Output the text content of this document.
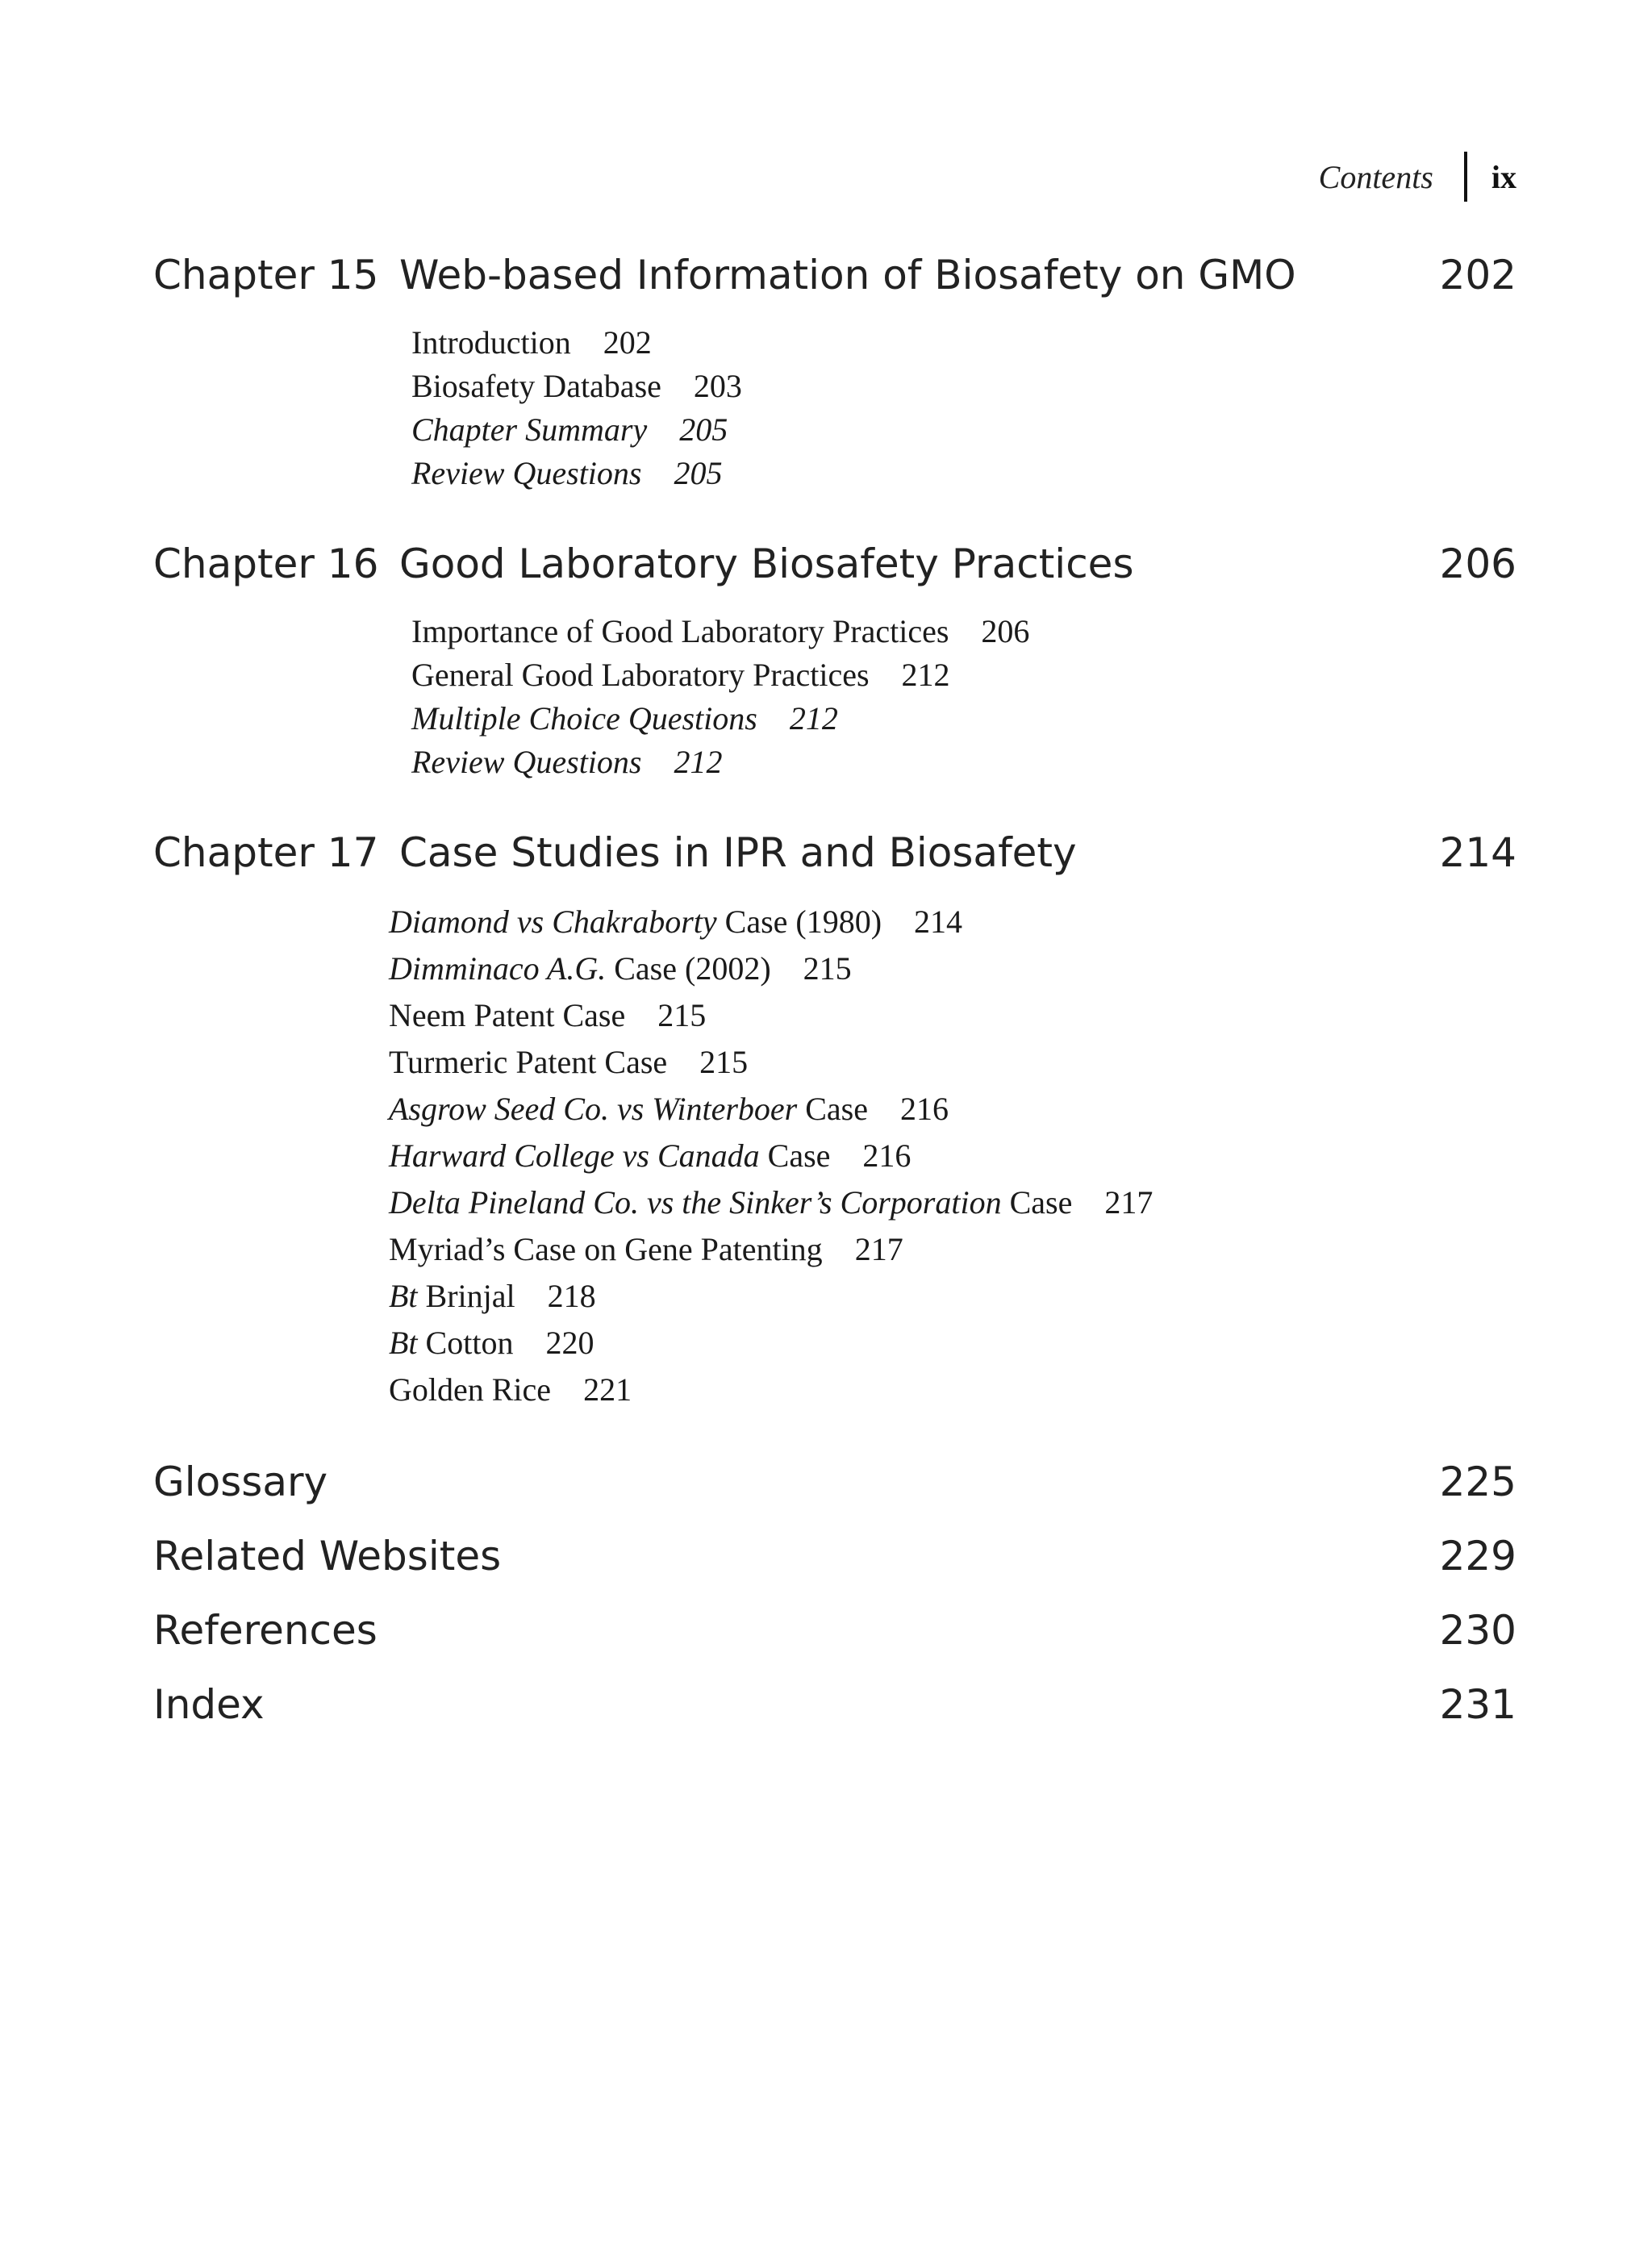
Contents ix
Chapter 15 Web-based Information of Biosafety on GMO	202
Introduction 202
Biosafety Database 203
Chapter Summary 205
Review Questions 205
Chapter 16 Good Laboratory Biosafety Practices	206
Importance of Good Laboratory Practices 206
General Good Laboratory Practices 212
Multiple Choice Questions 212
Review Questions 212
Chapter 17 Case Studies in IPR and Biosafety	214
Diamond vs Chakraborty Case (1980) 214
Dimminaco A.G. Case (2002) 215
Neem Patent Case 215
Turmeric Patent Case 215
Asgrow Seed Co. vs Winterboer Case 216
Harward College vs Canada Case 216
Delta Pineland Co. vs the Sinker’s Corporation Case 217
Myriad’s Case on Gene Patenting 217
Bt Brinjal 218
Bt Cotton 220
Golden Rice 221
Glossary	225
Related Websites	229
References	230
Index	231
...
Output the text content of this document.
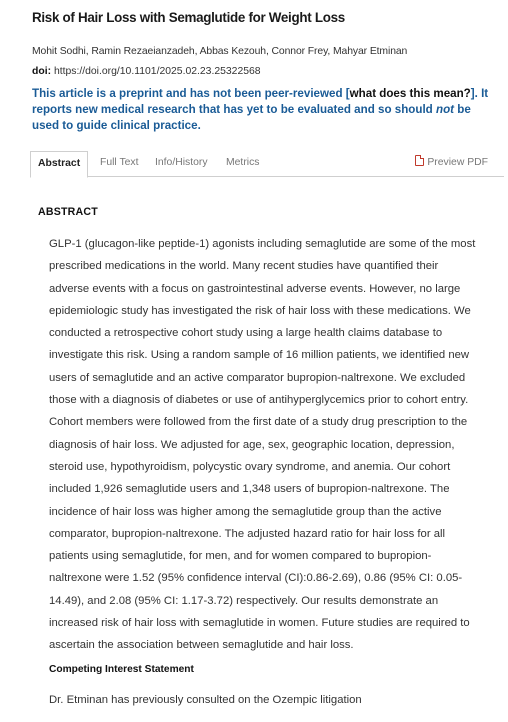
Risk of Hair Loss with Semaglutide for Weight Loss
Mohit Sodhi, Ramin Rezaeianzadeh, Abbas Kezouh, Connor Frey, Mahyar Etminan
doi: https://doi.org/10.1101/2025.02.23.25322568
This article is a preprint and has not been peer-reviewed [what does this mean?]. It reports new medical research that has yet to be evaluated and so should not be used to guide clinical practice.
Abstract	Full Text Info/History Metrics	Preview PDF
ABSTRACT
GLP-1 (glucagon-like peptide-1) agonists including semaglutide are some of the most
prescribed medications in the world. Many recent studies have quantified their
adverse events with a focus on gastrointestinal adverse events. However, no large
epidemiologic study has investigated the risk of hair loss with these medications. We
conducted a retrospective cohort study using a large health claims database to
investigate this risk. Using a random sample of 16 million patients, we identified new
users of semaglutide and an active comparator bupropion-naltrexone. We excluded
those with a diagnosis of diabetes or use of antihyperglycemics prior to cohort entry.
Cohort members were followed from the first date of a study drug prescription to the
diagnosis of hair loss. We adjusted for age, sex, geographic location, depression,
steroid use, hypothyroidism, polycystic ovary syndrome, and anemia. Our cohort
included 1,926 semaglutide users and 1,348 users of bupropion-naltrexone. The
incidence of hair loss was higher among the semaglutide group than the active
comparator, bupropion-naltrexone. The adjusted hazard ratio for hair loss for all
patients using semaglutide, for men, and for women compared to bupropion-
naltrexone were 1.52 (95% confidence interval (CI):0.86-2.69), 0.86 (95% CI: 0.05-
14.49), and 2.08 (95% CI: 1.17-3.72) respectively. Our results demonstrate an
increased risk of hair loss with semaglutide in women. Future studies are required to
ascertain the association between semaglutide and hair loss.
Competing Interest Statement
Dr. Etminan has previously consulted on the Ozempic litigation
--
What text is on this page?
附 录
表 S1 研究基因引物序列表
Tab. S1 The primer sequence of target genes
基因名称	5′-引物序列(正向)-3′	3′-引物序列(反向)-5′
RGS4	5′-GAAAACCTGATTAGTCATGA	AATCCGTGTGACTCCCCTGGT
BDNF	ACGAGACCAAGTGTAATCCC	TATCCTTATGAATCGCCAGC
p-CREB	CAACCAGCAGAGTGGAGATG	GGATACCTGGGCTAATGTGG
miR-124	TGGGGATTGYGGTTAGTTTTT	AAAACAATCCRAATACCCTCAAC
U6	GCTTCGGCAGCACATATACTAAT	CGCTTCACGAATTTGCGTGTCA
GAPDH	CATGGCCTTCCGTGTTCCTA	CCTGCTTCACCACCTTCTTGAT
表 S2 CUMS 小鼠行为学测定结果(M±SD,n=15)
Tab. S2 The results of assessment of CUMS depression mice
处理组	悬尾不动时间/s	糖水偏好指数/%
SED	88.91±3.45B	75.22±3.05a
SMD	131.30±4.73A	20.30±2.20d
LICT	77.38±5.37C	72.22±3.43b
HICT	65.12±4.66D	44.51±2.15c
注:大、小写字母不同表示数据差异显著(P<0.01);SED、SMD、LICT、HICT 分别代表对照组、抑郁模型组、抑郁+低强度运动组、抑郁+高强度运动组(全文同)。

- [TASK]
Looking at the listing above, which lines hold "LICT"? Copy every such line.

- [ANSWER SPACE]
LICT	77.38±5.37C	72.22±3.43b
注:大、小写字母不同表示数据差异显著(P<0.01);SED、SMD、LICT、HICT 分别代表对照组、抑郁模型组、抑郁+低强度运动组、抑郁+高强度运动组(全文同)。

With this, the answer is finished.